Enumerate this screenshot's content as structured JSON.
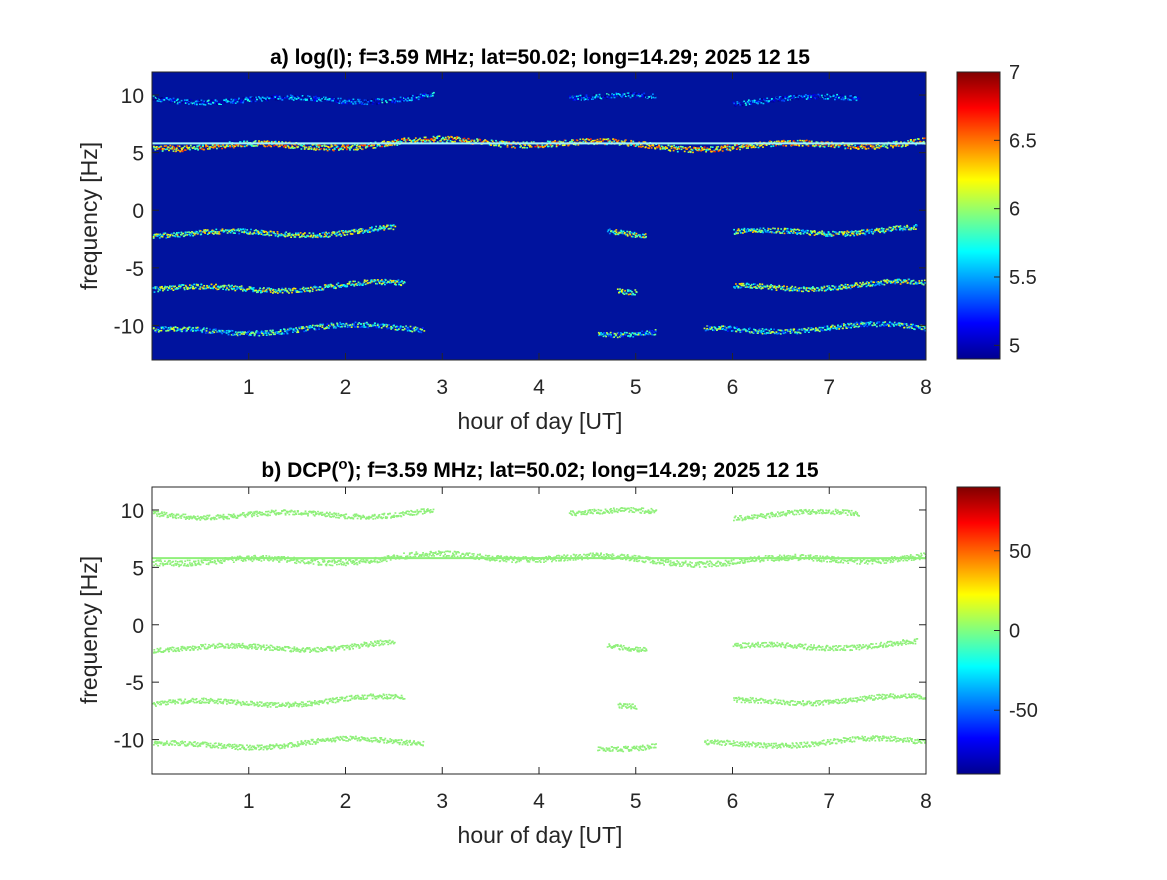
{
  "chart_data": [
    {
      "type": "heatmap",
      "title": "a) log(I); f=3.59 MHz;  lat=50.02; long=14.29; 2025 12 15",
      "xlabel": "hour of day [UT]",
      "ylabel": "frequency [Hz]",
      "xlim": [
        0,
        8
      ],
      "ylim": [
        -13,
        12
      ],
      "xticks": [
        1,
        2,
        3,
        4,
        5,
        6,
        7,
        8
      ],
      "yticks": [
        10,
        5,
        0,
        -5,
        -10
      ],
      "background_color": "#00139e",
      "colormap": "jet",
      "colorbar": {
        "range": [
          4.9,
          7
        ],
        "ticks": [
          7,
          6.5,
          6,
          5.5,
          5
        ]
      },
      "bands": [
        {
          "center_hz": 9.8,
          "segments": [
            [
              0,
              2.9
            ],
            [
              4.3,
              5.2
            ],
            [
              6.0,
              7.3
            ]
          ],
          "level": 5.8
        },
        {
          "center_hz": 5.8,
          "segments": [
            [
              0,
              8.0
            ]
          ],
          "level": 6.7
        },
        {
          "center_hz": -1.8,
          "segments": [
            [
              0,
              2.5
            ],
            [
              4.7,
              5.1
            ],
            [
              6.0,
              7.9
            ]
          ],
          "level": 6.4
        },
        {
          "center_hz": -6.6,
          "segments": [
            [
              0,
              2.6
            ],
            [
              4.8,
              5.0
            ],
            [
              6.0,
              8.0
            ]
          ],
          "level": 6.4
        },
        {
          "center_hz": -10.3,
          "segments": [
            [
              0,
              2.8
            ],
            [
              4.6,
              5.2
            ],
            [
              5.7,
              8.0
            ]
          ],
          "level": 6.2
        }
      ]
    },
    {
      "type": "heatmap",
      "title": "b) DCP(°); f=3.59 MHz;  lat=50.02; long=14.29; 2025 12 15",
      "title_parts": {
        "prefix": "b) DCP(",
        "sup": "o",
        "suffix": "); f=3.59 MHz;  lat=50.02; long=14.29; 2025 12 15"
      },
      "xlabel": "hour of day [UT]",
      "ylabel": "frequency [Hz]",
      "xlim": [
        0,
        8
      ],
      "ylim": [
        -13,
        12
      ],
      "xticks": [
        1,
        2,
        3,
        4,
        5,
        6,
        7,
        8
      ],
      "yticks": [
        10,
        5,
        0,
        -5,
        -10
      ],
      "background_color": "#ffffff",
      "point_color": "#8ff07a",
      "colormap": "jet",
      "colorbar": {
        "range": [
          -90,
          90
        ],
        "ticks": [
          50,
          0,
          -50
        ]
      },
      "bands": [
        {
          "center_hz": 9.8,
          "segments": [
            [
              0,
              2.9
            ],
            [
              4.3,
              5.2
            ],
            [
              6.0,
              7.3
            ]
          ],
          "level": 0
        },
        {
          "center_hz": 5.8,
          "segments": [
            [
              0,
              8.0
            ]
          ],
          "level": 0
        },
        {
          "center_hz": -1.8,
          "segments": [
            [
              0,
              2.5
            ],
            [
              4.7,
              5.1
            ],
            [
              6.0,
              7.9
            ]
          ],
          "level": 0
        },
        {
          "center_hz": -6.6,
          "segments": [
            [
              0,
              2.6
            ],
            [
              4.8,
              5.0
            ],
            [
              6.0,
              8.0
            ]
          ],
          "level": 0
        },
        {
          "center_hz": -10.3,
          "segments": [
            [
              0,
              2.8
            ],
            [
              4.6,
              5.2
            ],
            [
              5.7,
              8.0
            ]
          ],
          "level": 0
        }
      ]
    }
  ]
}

Work instructions.
Repeat the data exactly, dropping every picture it holds.

Task answer.
Enumerate this screenshot's content as structured JSON.
{
  "chart_data": [
    {
      "type": "heatmap",
      "title": "a) log(I); f=3.59 MHz;  lat=50.02; long=14.29; 2025 12 15",
      "xlabel": "hour of day [UT]",
      "ylabel": "frequency [Hz]",
      "xlim": [
        0,
        8
      ],
      "ylim": [
        -13,
        12
      ],
      "xticks": [
        1,
        2,
        3,
        4,
        5,
        6,
        7,
        8
      ],
      "yticks": [
        10,
        5,
        0,
        -5,
        -10
      ],
      "background_color": "#00139e",
      "colormap": "jet",
      "colorbar": {
        "range": [
          4.9,
          7
        ],
        "ticks": [
          7,
          6.5,
          6,
          5.5,
          5
        ]
      },
      "bands": [
        {
          "center_hz": 9.8,
          "segments": [
            [
              0,
              2.9
            ],
            [
              4.3,
              5.2
            ],
            [
              6.0,
              7.3
            ]
          ],
          "level": 5.8
        },
        {
          "center_hz": 5.8,
          "segments": [
            [
              0,
              8.0
            ]
          ],
          "level": 6.7
        },
        {
          "center_hz": -1.8,
          "segments": [
            [
              0,
              2.5
            ],
            [
              4.7,
              5.1
            ],
            [
              6.0,
              7.9
            ]
          ],
          "level": 6.4
        },
        {
          "center_hz": -6.6,
          "segments": [
            [
              0,
              2.6
            ],
            [
              4.8,
              5.0
            ],
            [
              6.0,
              8.0
            ]
          ],
          "level": 6.4
        },
        {
          "center_hz": -10.3,
          "segments": [
            [
              0,
              2.8
            ],
            [
              4.6,
              5.2
            ],
            [
              5.7,
              8.0
            ]
          ],
          "level": 6.2
        }
      ]
    },
    {
      "type": "heatmap",
      "title": "b) DCP(°); f=3.59 MHz;  lat=50.02; long=14.29; 2025 12 15",
      "title_parts": {
        "prefix": "b) DCP(",
        "sup": "o",
        "suffix": "); f=3.59 MHz;  lat=50.02; long=14.29; 2025 12 15"
      },
      "xlabel": "hour of day [UT]",
      "ylabel": "frequency [Hz]",
      "xlim": [
        0,
        8
      ],
      "ylim": [
        -13,
        12
      ],
      "xticks": [
        1,
        2,
        3,
        4,
        5,
        6,
        7,
        8
      ],
      "yticks": [
        10,
        5,
        0,
        -5,
        -10
      ],
      "background_color": "#ffffff",
      "point_color": "#8ff07a",
      "colormap": "jet",
      "colorbar": {
        "range": [
          -90,
          90
        ],
        "ticks": [
          50,
          0,
          -50
        ]
      },
      "bands": [
        {
          "center_hz": 9.8,
          "segments": [
            [
              0,
              2.9
            ],
            [
              4.3,
              5.2
            ],
            [
              6.0,
              7.3
            ]
          ],
          "level": 0
        },
        {
          "center_hz": 5.8,
          "segments": [
            [
              0,
              8.0
            ]
          ],
          "level": 0
        },
        {
          "center_hz": -1.8,
          "segments": [
            [
              0,
              2.5
            ],
            [
              4.7,
              5.1
            ],
            [
              6.0,
              7.9
            ]
          ],
          "level": 0
        },
        {
          "center_hz": -6.6,
          "segments": [
            [
              0,
              2.6
            ],
            [
              4.8,
              5.0
            ],
            [
              6.0,
              8.0
            ]
          ],
          "level": 0
        },
        {
          "center_hz": -10.3,
          "segments": [
            [
              0,
              2.8
            ],
            [
              4.6,
              5.2
            ],
            [
              5.7,
              8.0
            ]
          ],
          "level": 0
        }
      ]
    }
  ]
}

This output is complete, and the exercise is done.